What is being asked » Omit the pictures, then write out every entry exactly as it reads.

Data to use »
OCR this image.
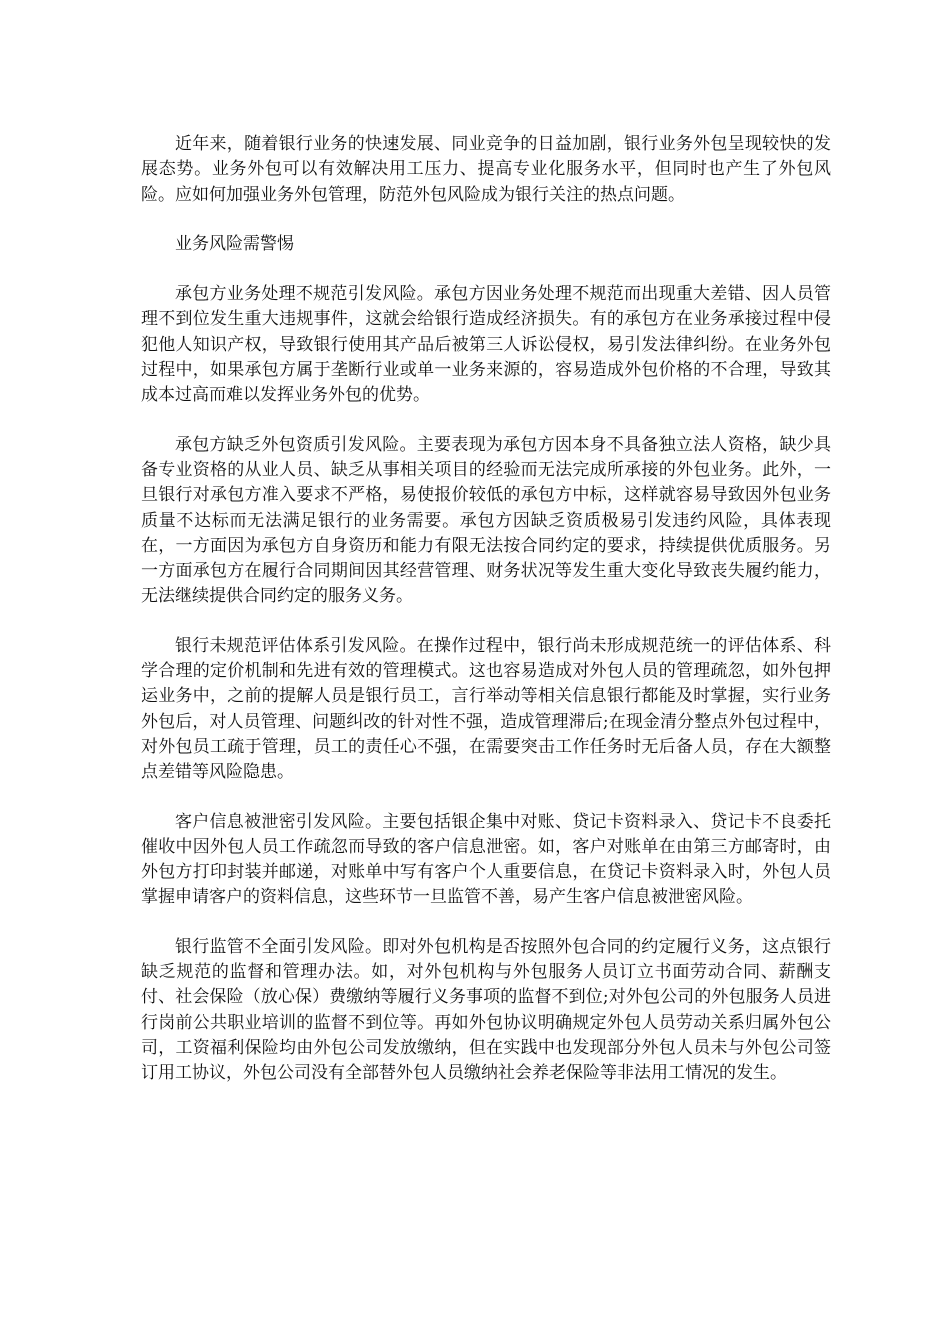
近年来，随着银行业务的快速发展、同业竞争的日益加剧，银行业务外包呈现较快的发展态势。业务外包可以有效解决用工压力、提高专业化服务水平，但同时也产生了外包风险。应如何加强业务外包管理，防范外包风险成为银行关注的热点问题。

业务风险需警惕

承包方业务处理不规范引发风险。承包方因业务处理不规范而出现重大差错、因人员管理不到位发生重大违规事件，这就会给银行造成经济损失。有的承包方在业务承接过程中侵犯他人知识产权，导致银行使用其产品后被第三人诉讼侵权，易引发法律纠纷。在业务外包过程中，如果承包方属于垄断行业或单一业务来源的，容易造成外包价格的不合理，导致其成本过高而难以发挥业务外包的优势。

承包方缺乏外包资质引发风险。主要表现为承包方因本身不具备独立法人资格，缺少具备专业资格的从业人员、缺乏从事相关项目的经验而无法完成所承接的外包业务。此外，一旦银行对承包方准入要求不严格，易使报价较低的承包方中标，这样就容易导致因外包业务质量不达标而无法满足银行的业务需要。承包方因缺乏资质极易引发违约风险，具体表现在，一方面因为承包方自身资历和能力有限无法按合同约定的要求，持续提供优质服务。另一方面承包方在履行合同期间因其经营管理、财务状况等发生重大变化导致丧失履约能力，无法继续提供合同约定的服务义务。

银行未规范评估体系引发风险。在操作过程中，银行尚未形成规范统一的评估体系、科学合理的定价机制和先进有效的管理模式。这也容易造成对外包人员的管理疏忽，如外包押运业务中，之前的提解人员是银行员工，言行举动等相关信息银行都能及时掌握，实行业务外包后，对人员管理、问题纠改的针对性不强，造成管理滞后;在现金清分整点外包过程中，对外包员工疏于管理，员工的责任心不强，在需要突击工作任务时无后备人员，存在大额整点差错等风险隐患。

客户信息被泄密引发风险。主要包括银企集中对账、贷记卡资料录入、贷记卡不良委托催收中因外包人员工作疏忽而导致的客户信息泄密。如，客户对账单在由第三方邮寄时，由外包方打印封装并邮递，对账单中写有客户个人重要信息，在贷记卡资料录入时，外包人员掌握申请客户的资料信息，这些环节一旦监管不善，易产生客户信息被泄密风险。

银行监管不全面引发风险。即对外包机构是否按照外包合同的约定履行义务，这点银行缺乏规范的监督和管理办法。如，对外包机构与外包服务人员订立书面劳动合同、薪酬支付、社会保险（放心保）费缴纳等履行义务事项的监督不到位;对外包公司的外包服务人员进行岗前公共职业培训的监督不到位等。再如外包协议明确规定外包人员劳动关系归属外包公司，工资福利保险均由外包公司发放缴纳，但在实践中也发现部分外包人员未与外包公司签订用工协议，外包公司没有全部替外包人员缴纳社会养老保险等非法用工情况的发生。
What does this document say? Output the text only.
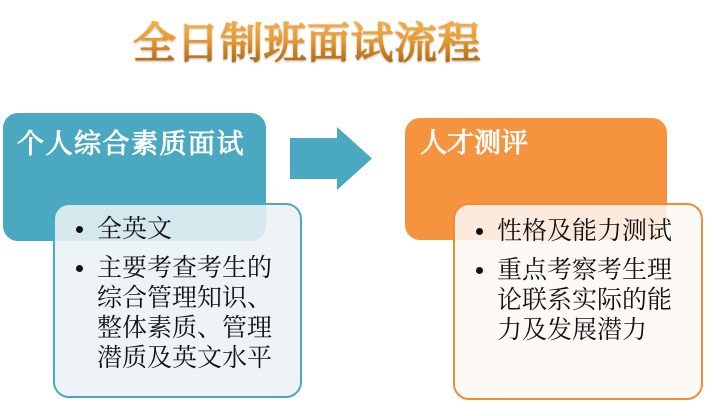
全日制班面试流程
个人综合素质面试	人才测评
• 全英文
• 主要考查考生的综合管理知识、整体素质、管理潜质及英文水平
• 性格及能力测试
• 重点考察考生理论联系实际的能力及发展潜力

Exercise answer »
OCR this image.
近年来，随着银行业务的快速发展、同业竞争的日益加剧，银行业务外包呈现较快的发展态势。业务外包可以有效解决用工压力、提高专业化服务水平，但同时也产生了外包风险。应如何加强业务外包管理，防范外包风险成为银行关注的热点问题。

业务风险需警惕

承包方业务处理不规范引发风险。承包方因业务处理不规范而出现重大差错、因人员管理不到位发生重大违规事件，这就会给银行造成经济损失。有的承包方在业务承接过程中侵犯他人知识产权，导致银行使用其产品后被第三人诉讼侵权，易引发法律纠纷。在业务外包过程中，如果承包方属于垄断行业或单一业务来源的，容易造成外包价格的不合理，导致其成本过高而难以发挥业务外包的优势。

承包方缺乏外包资质引发风险。主要表现为承包方因本身不具备独立法人资格，缺少具备专业资格的从业人员、缺乏从事相关项目的经验而无法完成所承接的外包业务。此外，一旦银行对承包方准入要求不严格，易使报价较低的承包方中标，这样就容易导致因外包业务质量不达标而无法满足银行的业务需要。承包方因缺乏资质极易引发违约风险，具体表现在，一方面因为承包方自身资历和能力有限无法按合同约定的要求，持续提供优质服务。另一方面承包方在履行合同期间因其经营管理、财务状况等发生重大变化导致丧失履约能力，无法继续提供合同约定的服务义务。

银行未规范评估体系引发风险。在操作过程中，银行尚未形成规范统一的评估体系、科学合理的定价机制和先进有效的管理模式。这也容易造成对外包人员的管理疏忽，如外包押运业务中，之前的提解人员是银行员工，言行举动等相关信息银行都能及时掌握，实行业务外包后，对人员管理、问题纠改的针对性不强，造成管理滞后;在现金清分整点外包过程中，对外包员工疏于管理，员工的责任心不强，在需要突击工作任务时无后备人员，存在大额整点差错等风险隐患。

客户信息被泄密引发风险。主要包括银企集中对账、贷记卡资料录入、贷记卡不良委托催收中因外包人员工作疏忽而导致的客户信息泄密。如，客户对账单在由第三方邮寄时，由外包方打印封装并邮递，对账单中写有客户个人重要信息，在贷记卡资料录入时，外包人员掌握申请客户的资料信息，这些环节一旦监管不善，易产生客户信息被泄密风险。

银行监管不全面引发风险。即对外包机构是否按照外包合同的约定履行义务，这点银行缺乏规范的监督和管理办法。如，对外包机构与外包服务人员订立书面劳动合同、薪酬支付、社会保险（放心保）费缴纳等履行义务事项的监督不到位;对外包公司的外包服务人员进行岗前公共职业培训的监督不到位等。再如外包协议明确规定外包人员劳动关系归属外包公司，工资福利保险均由外包公司发放缴纳，但在实践中也发现部分外包人员未与外包公司签订用工协议，外包公司没有全部替外包人员缴纳社会养老保险等非法用工情况的发生。
What does this document say? Output the text only.
全日制班面试流程
个人综合素质面试	人才测评
• 全英文
• 主要考查考生的综合管理知识、整体素质、管理潜质及英文水平
• 性格及能力测试
• 重点考察考生理论联系实际的能力及发展潜力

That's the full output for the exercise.